- [WHAT YOU NEED TO DO] Retype every entry below without any change.
Segment Start: DATA FOR PROCESSING
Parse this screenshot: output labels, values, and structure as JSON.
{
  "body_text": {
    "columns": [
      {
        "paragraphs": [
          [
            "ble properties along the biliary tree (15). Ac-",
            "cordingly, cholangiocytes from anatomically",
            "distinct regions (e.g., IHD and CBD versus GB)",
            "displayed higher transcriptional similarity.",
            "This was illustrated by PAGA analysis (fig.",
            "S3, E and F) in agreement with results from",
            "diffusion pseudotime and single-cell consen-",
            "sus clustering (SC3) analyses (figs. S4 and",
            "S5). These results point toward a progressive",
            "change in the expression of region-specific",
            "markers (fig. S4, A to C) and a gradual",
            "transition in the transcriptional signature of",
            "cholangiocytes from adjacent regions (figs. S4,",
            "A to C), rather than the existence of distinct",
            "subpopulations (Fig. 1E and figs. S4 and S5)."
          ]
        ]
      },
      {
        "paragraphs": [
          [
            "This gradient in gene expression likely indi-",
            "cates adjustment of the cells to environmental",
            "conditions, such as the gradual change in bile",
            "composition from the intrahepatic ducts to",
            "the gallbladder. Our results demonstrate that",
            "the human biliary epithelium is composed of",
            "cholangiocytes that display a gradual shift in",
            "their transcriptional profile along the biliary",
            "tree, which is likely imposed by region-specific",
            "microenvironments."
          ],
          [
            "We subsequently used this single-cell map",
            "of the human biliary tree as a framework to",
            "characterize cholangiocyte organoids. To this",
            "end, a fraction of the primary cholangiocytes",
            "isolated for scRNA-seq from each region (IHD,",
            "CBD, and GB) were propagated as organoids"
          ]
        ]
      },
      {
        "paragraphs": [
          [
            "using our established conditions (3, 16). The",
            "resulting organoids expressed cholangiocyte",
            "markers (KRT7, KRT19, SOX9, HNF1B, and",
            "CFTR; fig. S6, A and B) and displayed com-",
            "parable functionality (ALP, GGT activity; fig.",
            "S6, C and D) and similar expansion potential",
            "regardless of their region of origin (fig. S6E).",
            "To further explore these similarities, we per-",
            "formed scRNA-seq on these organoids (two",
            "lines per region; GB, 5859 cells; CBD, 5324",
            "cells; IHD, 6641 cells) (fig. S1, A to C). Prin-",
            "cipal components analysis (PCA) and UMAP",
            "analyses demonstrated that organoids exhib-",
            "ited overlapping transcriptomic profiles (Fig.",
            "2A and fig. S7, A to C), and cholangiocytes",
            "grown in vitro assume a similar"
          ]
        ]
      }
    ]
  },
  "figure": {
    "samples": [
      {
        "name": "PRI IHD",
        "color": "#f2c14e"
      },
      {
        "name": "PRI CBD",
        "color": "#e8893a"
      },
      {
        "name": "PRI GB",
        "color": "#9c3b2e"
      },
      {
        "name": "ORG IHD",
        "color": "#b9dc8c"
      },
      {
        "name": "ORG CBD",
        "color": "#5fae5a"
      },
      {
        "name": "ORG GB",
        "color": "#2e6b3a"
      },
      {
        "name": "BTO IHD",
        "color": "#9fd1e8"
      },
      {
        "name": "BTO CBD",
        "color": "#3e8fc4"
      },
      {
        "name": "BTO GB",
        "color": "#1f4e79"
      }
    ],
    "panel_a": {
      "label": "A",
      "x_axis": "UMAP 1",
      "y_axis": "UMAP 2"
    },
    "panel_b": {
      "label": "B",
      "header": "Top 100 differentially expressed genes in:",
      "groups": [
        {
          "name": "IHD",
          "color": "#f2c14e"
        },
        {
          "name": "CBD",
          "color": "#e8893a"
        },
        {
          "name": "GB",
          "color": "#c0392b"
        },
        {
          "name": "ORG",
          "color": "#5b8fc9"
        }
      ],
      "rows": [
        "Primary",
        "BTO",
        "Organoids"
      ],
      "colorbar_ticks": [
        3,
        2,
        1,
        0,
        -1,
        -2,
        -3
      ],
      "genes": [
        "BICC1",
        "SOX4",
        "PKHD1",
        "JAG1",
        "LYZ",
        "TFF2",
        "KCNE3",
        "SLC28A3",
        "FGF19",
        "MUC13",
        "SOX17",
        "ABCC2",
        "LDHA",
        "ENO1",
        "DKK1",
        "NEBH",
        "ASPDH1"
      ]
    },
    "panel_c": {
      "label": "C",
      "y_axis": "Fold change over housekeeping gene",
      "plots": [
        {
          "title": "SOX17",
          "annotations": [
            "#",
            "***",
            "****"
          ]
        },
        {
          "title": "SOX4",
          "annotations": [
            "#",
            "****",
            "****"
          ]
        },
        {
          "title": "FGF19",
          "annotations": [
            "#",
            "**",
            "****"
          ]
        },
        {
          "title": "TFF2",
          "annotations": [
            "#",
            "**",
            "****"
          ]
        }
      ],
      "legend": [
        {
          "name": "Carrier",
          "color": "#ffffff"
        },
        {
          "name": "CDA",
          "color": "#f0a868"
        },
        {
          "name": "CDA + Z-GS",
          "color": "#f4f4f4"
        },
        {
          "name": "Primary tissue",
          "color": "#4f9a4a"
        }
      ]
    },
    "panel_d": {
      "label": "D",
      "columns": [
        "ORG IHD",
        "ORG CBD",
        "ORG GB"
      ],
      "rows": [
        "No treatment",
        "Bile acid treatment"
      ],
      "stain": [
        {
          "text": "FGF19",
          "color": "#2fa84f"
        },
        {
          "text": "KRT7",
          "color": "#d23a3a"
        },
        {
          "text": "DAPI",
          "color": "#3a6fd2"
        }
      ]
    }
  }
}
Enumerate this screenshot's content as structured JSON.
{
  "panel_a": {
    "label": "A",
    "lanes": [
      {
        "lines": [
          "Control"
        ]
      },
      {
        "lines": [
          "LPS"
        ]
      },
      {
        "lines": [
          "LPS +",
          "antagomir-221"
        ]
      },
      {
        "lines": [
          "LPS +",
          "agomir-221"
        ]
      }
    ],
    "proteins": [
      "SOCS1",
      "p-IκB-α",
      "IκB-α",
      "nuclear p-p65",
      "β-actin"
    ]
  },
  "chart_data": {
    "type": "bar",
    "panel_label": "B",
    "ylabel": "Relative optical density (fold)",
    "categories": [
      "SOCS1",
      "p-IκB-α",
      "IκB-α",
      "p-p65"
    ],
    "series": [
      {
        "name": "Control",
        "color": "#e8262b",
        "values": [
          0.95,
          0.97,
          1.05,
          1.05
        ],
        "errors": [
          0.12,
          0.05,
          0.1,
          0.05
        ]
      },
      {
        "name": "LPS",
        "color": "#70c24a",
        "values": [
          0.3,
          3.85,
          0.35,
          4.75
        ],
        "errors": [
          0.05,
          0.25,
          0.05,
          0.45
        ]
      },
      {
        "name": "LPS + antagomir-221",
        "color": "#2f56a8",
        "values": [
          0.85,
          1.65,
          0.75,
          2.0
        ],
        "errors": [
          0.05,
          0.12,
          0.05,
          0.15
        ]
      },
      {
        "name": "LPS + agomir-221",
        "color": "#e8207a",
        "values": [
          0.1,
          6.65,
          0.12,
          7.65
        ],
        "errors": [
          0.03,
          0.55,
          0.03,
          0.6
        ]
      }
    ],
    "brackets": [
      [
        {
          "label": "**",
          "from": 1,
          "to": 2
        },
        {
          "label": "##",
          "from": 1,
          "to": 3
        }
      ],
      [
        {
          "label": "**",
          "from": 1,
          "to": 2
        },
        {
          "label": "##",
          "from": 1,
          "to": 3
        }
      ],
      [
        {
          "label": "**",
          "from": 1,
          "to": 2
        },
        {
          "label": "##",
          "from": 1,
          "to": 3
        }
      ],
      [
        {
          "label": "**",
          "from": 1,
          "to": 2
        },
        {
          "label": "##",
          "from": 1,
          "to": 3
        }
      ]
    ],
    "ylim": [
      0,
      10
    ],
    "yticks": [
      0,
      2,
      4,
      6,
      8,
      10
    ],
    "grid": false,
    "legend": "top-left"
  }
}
Segment End: DATA FOR PROCESSING
- [OUTPUT FOR THIS TASK]
Parse this screenshot: output labels, values, and structure as JSON.
{
  "body_text": {
    "columns": [
      {
        "paragraphs": [
          [
            "ble properties along the biliary tree (15). Ac-",
            "cordingly, cholangiocytes from anatomically",
            "distinct regions (e.g., IHD and CBD versus GB)",
            "displayed higher transcriptional similarity.",
            "This was illustrated by PAGA analysis (fig.",
            "S3, E and F) in agreement with results from",
            "diffusion pseudotime and single-cell consen-",
            "sus clustering (SC3) analyses (figs. S4 and",
            "S5). These results point toward a progressive",
            "change in the expression of region-specific",
            "markers (fig. S4, A to C) and a gradual",
            "transition in the transcriptional signature of",
            "cholangiocytes from adjacent regions (figs. S4,",
            "A to C), rather than the existence of distinct",
            "subpopulations (Fig. 1E and figs. S4 and S5)."
          ]
        ]
      },
      {
        "paragraphs": [
          [
            "This gradient in gene expression likely indi-",
            "cates adjustment of the cells to environmental",
            "conditions, such as the gradual change in bile",
            "composition from the intrahepatic ducts to",
            "the gallbladder. Our results demonstrate that",
            "the human biliary epithelium is composed of",
            "cholangiocytes that display a gradual shift in",
            "their transcriptional profile along the biliary",
            "tree, which is likely imposed by region-specific",
            "microenvironments."
          ],
          [
            "We subsequently used this single-cell map",
            "of the human biliary tree as a framework to",
            "characterize cholangiocyte organoids. To this",
            "end, a fraction of the primary cholangiocytes",
            "isolated for scRNA-seq from each region (IHD,",
            "CBD, and GB) were propagated as organoids"
          ]
        ]
      },
      {
        "paragraphs": [
          [
            "using our established conditions (3, 16). The",
            "resulting organoids expressed cholangiocyte",
            "markers (KRT7, KRT19, SOX9, HNF1B, and",
            "CFTR; fig. S6, A and B) and displayed com-",
            "parable functionality (ALP, GGT activity; fig.",
            "S6, C and D) and similar expansion potential",
            "regardless of their region of origin (fig. S6E).",
            "To further explore these similarities, we per-",
            "formed scRNA-seq on these organoids (two",
            "lines per region; GB, 5859 cells; CBD, 5324",
            "cells; IHD, 6641 cells) (fig. S1, A to C). Prin-",
            "cipal components analysis (PCA) and UMAP",
            "analyses demonstrated that organoids exhib-",
            "ited overlapping transcriptomic profiles (Fig.",
            "2A and fig. S7, A to C), and cholangiocytes",
            "grown in vitro assume a similar"
          ]
        ]
      }
    ]
  },
  "figure": {
    "samples": [
      {
        "name": "PRI IHD",
        "color": "#f2c14e"
      },
      {
        "name": "PRI CBD",
        "color": "#e8893a"
      },
      {
        "name": "PRI GB",
        "color": "#9c3b2e"
      },
      {
        "name": "ORG IHD",
        "color": "#b9dc8c"
      },
      {
        "name": "ORG CBD",
        "color": "#5fae5a"
      },
      {
        "name": "ORG GB",
        "color": "#2e6b3a"
      },
      {
        "name": "BTO IHD",
        "color": "#9fd1e8"
      },
      {
        "name": "BTO CBD",
        "color": "#3e8fc4"
      },
      {
        "name": "BTO GB",
        "color": "#1f4e79"
      }
    ],
    "panel_a": {
      "label": "A",
      "x_axis": "UMAP 1",
      "y_axis": "UMAP 2"
    },
    "panel_b": {
      "label": "B",
      "header": "Top 100 differentially expressed genes in:",
      "groups": [
        {
          "name": "IHD",
          "color": "#f2c14e"
        },
        {
          "name": "CBD",
          "color": "#e8893a"
        },
        {
          "name": "GB",
          "color": "#c0392b"
        },
        {
          "name": "ORG",
          "color": "#5b8fc9"
        }
      ],
      "rows": [
        "Primary",
        "BTO",
        "Organoids"
      ],
      "colorbar_ticks": [
        3,
        2,
        1,
        0,
        -1,
        -2,
        -3
      ],
      "genes": [
        "BICC1",
        "SOX4",
        "PKHD1",
        "JAG1",
        "LYZ",
        "TFF2",
        "KCNE3",
        "SLC28A3",
        "FGF19",
        "MUC13",
        "SOX17",
        "ABCC2",
        "LDHA",
        "ENO1",
        "DKK1",
        "NEBH",
        "ASPDH1"
      ]
    },
    "panel_c": {
      "label": "C",
      "y_axis": "Fold change over housekeeping gene",
      "plots": [
        {
          "title": "SOX17",
          "annotations": [
            "#",
            "***",
            "****"
          ]
        },
        {
          "title": "SOX4",
          "annotations": [
            "#",
            "****",
            "****"
          ]
        },
        {
          "title": "FGF19",
          "annotations": [
            "#",
            "**",
            "****"
          ]
        },
        {
          "title": "TFF2",
          "annotations": [
            "#",
            "**",
            "****"
          ]
        }
      ],
      "legend": [
        {
          "name": "Carrier",
          "color": "#ffffff"
        },
        {
          "name": "CDA",
          "color": "#f0a868"
        },
        {
          "name": "CDA + Z-GS",
          "color": "#f4f4f4"
        },
        {
          "name": "Primary tissue",
          "color": "#4f9a4a"
        }
      ]
    },
    "panel_d": {
      "label": "D",
      "columns": [
        "ORG IHD",
        "ORG CBD",
        "ORG GB"
      ],
      "rows": [
        "No treatment",
        "Bile acid treatment"
      ],
      "stain": [
        {
          "text": "FGF19",
          "color": "#2fa84f"
        },
        {
          "text": "KRT7",
          "color": "#d23a3a"
        },
        {
          "text": "DAPI",
          "color": "#3a6fd2"
        }
      ]
    }
  }
}
Enumerate this screenshot's content as structured JSON.
{
  "panel_a": {
    "label": "A",
    "lanes": [
      {
        "lines": [
          "Control"
        ]
      },
      {
        "lines": [
          "LPS"
        ]
      },
      {
        "lines": [
          "LPS +",
          "antagomir-221"
        ]
      },
      {
        "lines": [
          "LPS +",
          "agomir-221"
        ]
      }
    ],
    "proteins": [
      "SOCS1",
      "p-IκB-α",
      "IκB-α",
      "nuclear p-p65",
      "β-actin"
    ]
  },
  "chart_data": {
    "type": "bar",
    "panel_label": "B",
    "ylabel": "Relative optical density (fold)",
    "categories": [
      "SOCS1",
      "p-IκB-α",
      "IκB-α",
      "p-p65"
    ],
    "series": [
      {
        "name": "Control",
        "color": "#e8262b",
        "values": [
          0.95,
          0.97,
          1.05,
          1.05
        ],
        "errors": [
          0.12,
          0.05,
          0.1,
          0.05
        ]
      },
      {
        "name": "LPS",
        "color": "#70c24a",
        "values": [
          0.3,
          3.85,
          0.35,
          4.75
        ],
        "errors": [
          0.05,
          0.25,
          0.05,
          0.45
        ]
      },
      {
        "name": "LPS + antagomir-221",
        "color": "#2f56a8",
        "values": [
          0.85,
          1.65,
          0.75,
          2.0
        ],
        "errors": [
          0.05,
          0.12,
          0.05,
          0.15
        ]
      },
      {
        "name": "LPS + agomir-221",
        "color": "#e8207a",
        "values": [
          0.1,
          6.65,
          0.12,
          7.65
        ],
        "errors": [
          0.03,
          0.55,
          0.03,
          0.6
        ]
      }
    ],
    "brackets": [
      [
        {
          "label": "**",
          "from": 1,
          "to": 2
        },
        {
          "label": "##",
          "from": 1,
          "to": 3
        }
      ],
      [
        {
          "label": "**",
          "from": 1,
          "to": 2
        },
        {
          "label": "##",
          "from": 1,
          "to": 3
        }
      ],
      [
        {
          "label": "**",
          "from": 1,
          "to": 2
        },
        {
          "label": "##",
          "from": 1,
          "to": 3
        }
      ],
      [
        {
          "label": "**",
          "from": 1,
          "to": 2
        },
        {
          "label": "##",
          "from": 1,
          "to": 3
        }
      ]
    ],
    "ylim": [
      0,
      10
    ],
    "yticks": [
      0,
      2,
      4,
      6,
      8,
      10
    ],
    "grid": false,
    "legend": "top-left"
  }
}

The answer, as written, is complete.